Stated task ▸ Look below. Copy each line that has "this" in it.

(Stored items)
[START]

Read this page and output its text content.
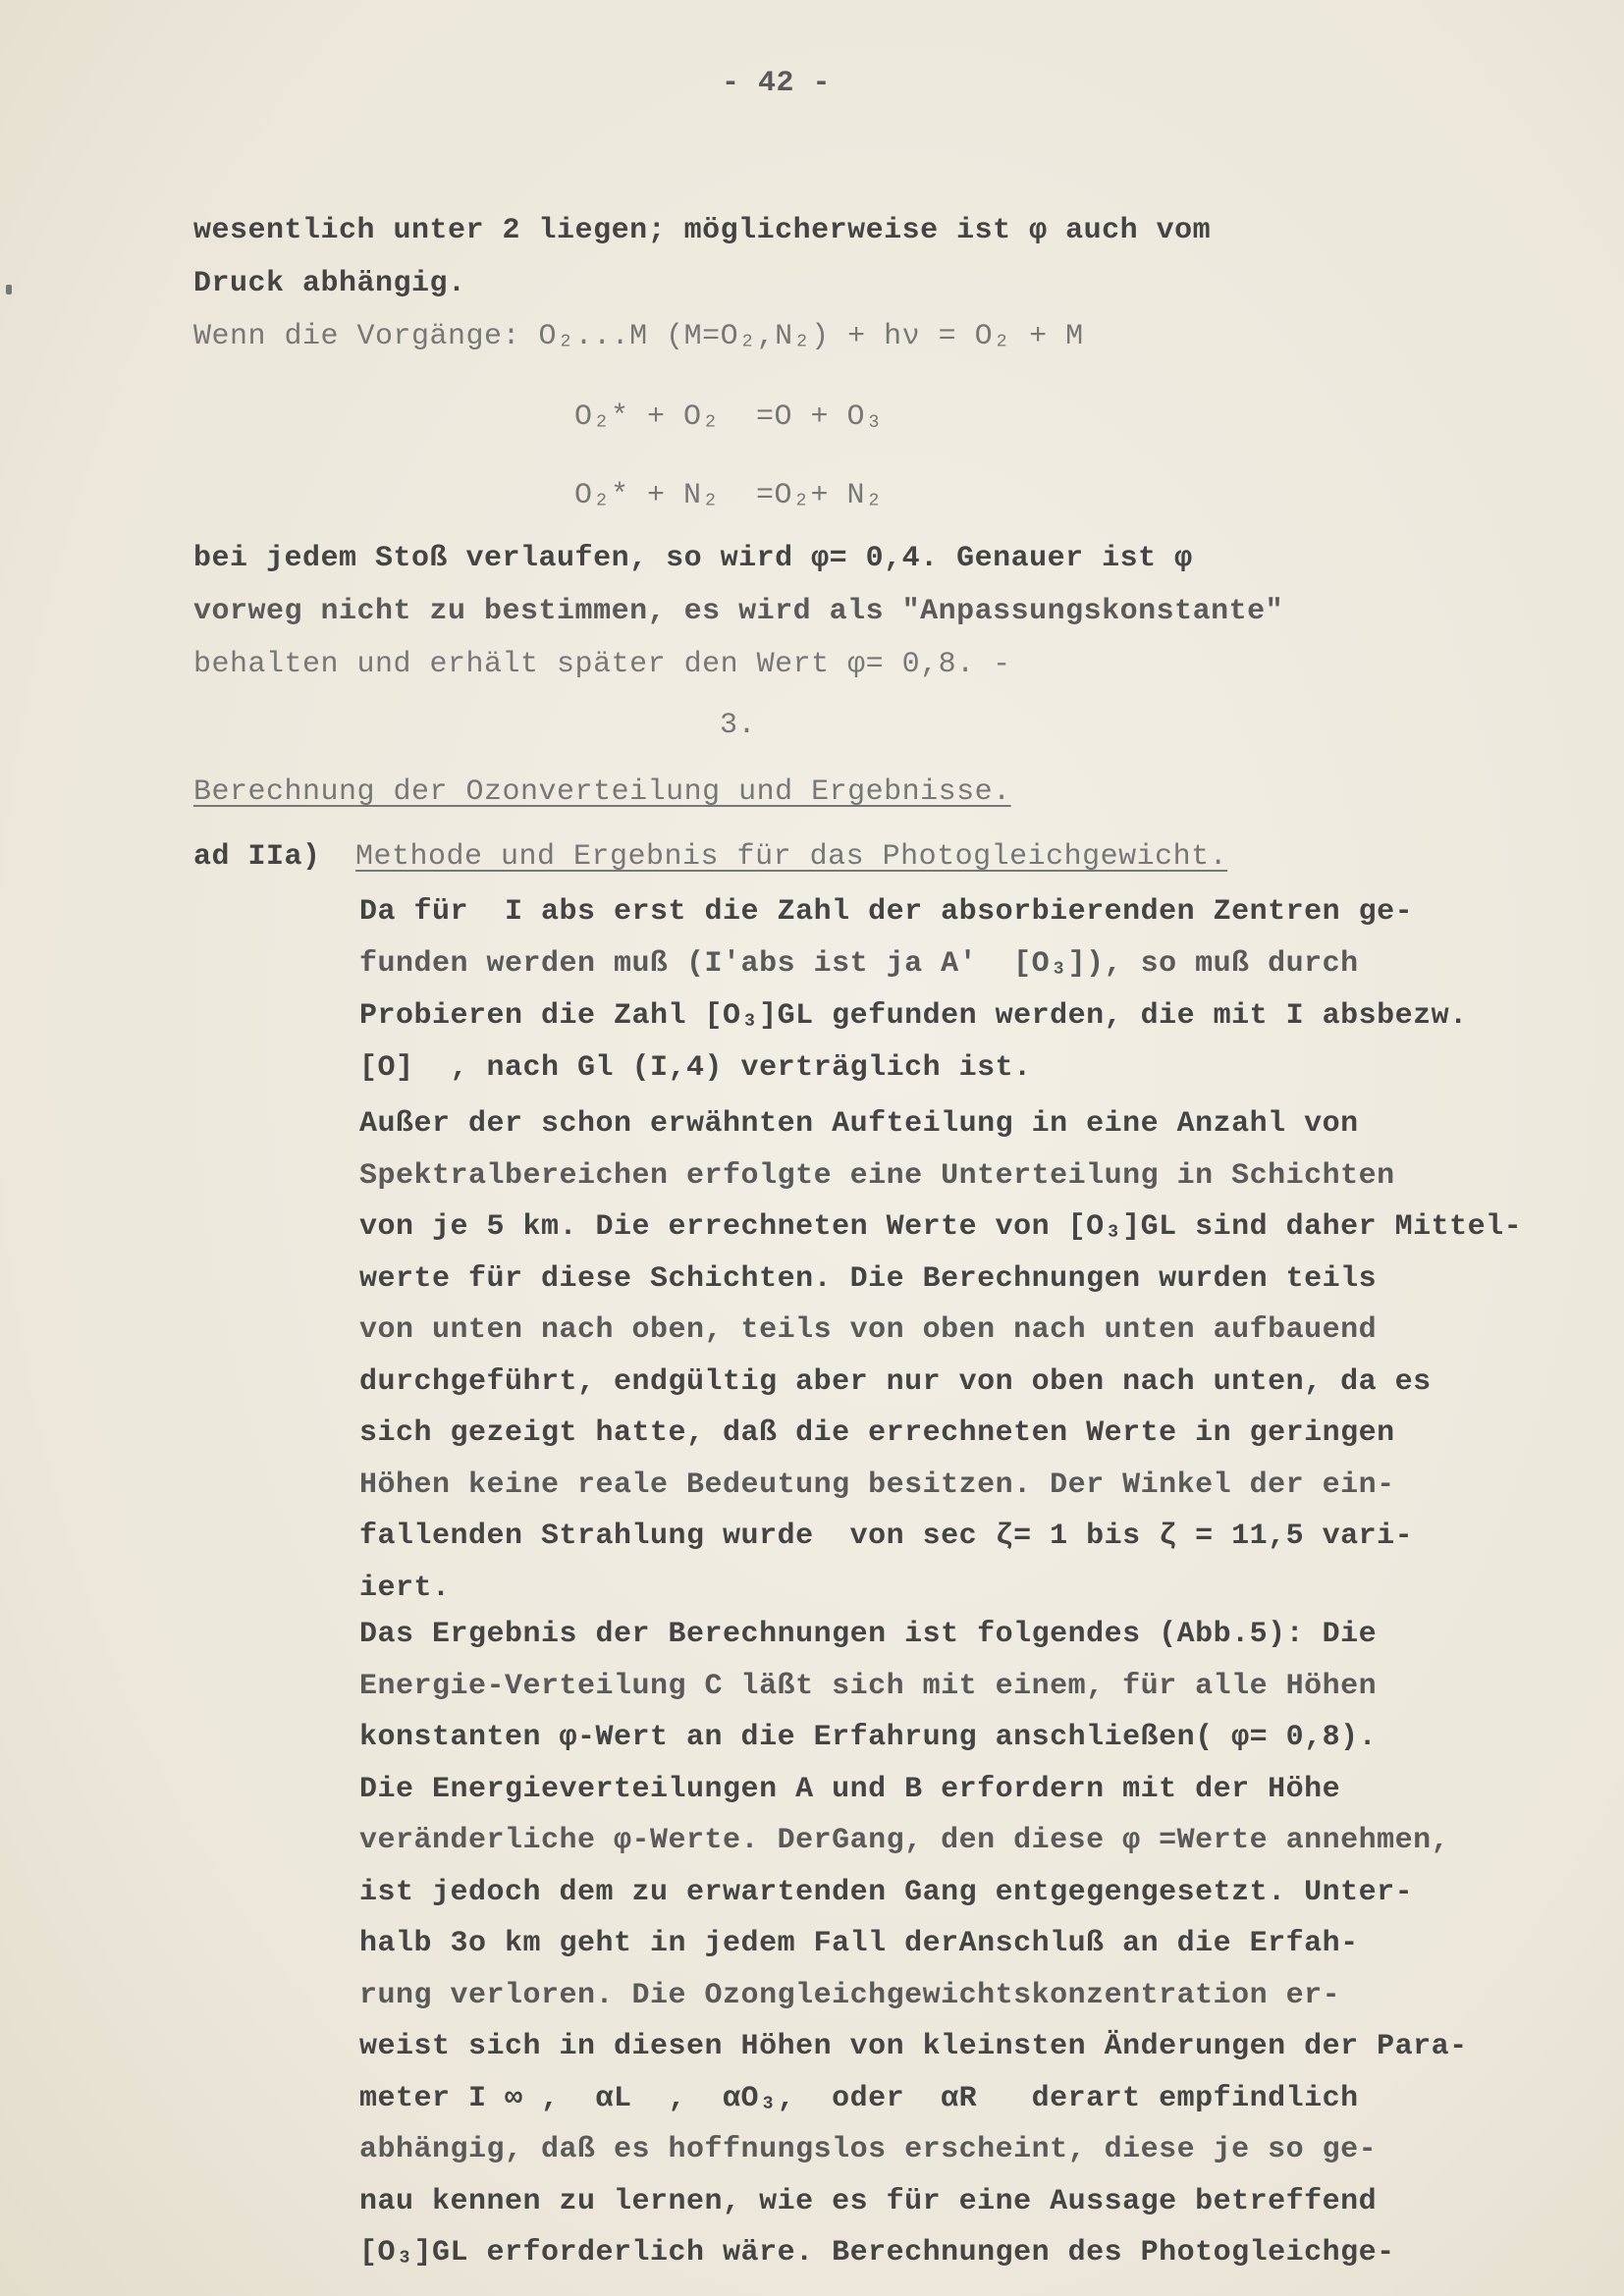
- 42 -
wesentlich unter 2 liegen; möglicherweise ist φ auch vom
Druck abhängig.
Wenn die Vorgänge: O₂...M (M=O₂,N₂) + hν = O₂ + M
O₂* + O₂  =O + O₃
O₂* + N₂  =O₂+ N₂
bei jedem Stoß verlaufen, so wird φ= 0,4. Genauer ist φ
vorweg nicht zu bestimmen, es wird als "Anpassungskonstante"
behalten und erhält später den Wert φ= 0,8. -
3.
Berechnung der Ozonverteilung und Ergebnisse.
ad IIa) Methode und Ergebnis für das Photogleichgewicht.
Da für  I abs erst die Zahl der absorbierenden Zentren ge-
funden werden muß (I'abs ist ja A'  [O₃]), so muß durch
Probieren die Zahl [O₃]GL gefunden werden, die mit I absbezw.
[O]  , nach Gl (I,4) verträglich ist.
Außer der schon erwähnten Aufteilung in eine Anzahl von
Spektralbereichen erfolgte eine Unterteilung in Schichten
von je 5 km. Die errechneten Werte von [O₃]GL sind daher Mittel-
werte für diese Schichten. Die Berechnungen wurden teils
von unten nach oben, teils von oben nach unten aufbauend
durchgeführt, endgültig aber nur von oben nach unten, da es
sich gezeigt hatte, daß die errechneten Werte in geringen
Höhen keine reale Bedeutung besitzen. Der Winkel der ein-
fallenden Strahlung wurde  von sec ζ= 1 bis ζ = 11,5 vari-
iert.
Das Ergebnis der Berechnungen ist folgendes (Abb.5): Die
Energie-Verteilung C läßt sich mit einem, für alle Höhen
konstanten φ-Wert an die Erfahrung anschließen( φ= 0,8).
Die Energieverteilungen A und B erfordern mit der Höhe
veränderliche φ-Werte. DerGang, den diese φ =Werte annehmen,
ist jedoch dem zu erwartenden Gang entgegengesetzt. Unter-
halb 3o km geht in jedem Fall derAnschluß an die Erfah-
rung verloren. Die Ozongleichgewichtskonzentration er-
weist sich in diesen Höhen von kleinsten Änderungen der Para-
meter I ∞ ,  αL  ,  αO₃,  oder  αR   derart empfindlich
abhängig, daß es hoffnungslos erscheint, diese je so ge-
nau kennen zu lernen, wie es für eine Aussage betreffend
[O₃]GL erforderlich wäre. Berechnungen des Photogleichge-
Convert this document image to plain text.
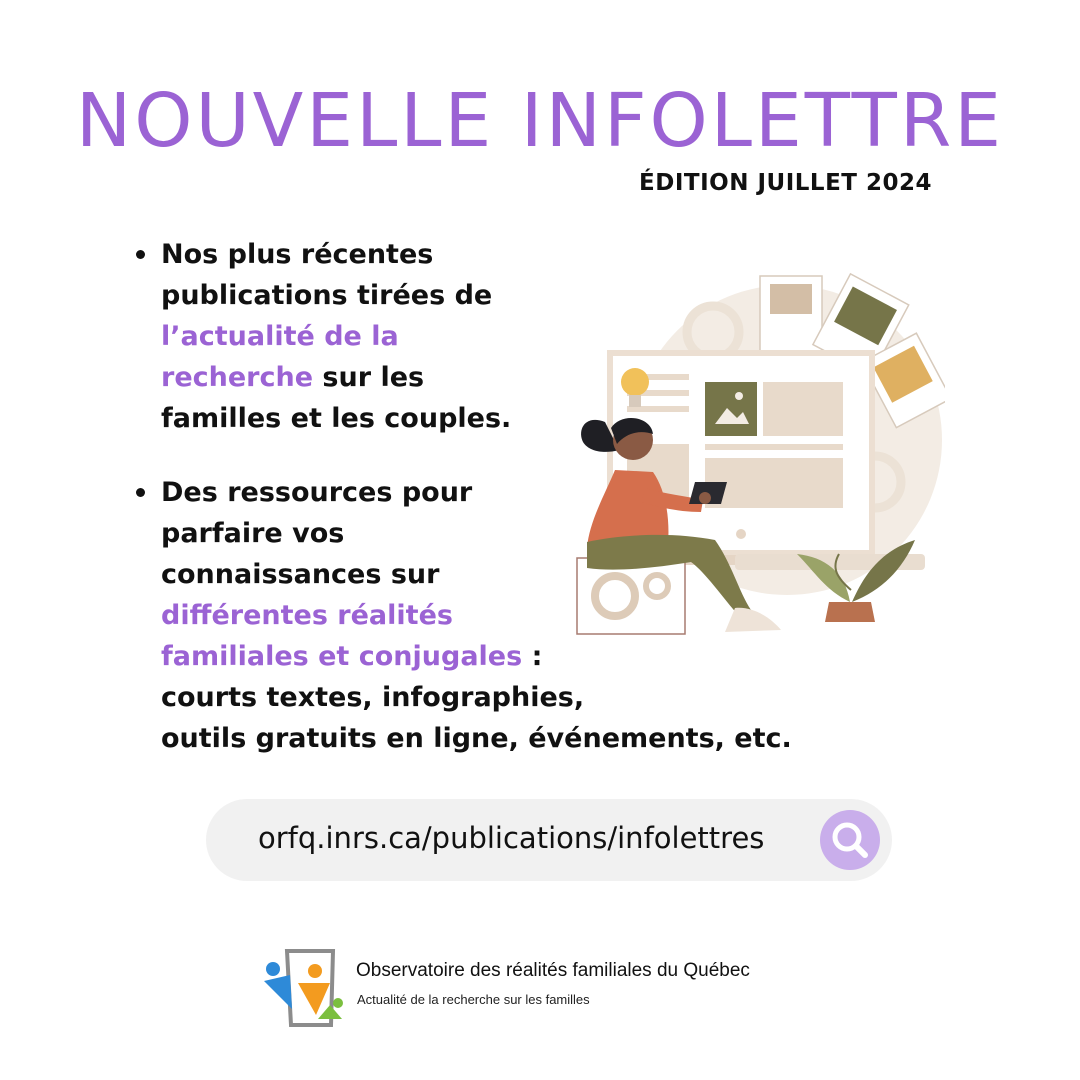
NOUVELLE INFOLETTRE
ÉDITION JUILLET 2024
Nos plus récentes
publications tirées de
l’actualité de la
recherche sur les
familles et les couples.
Des ressources pour
parfaire vos
connaissances sur
différentes réalités
familiales et conjugales :
courts textes, infographies,
outils gratuits en ligne, événements, etc.
orfq.inrs.ca/publications/infolettres
Observatoire des réalités familiales du Québec
Actualité de la recherche sur les familles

[END]

The reply ▸
Read this page and output its text content.
Convert this document image to plain text.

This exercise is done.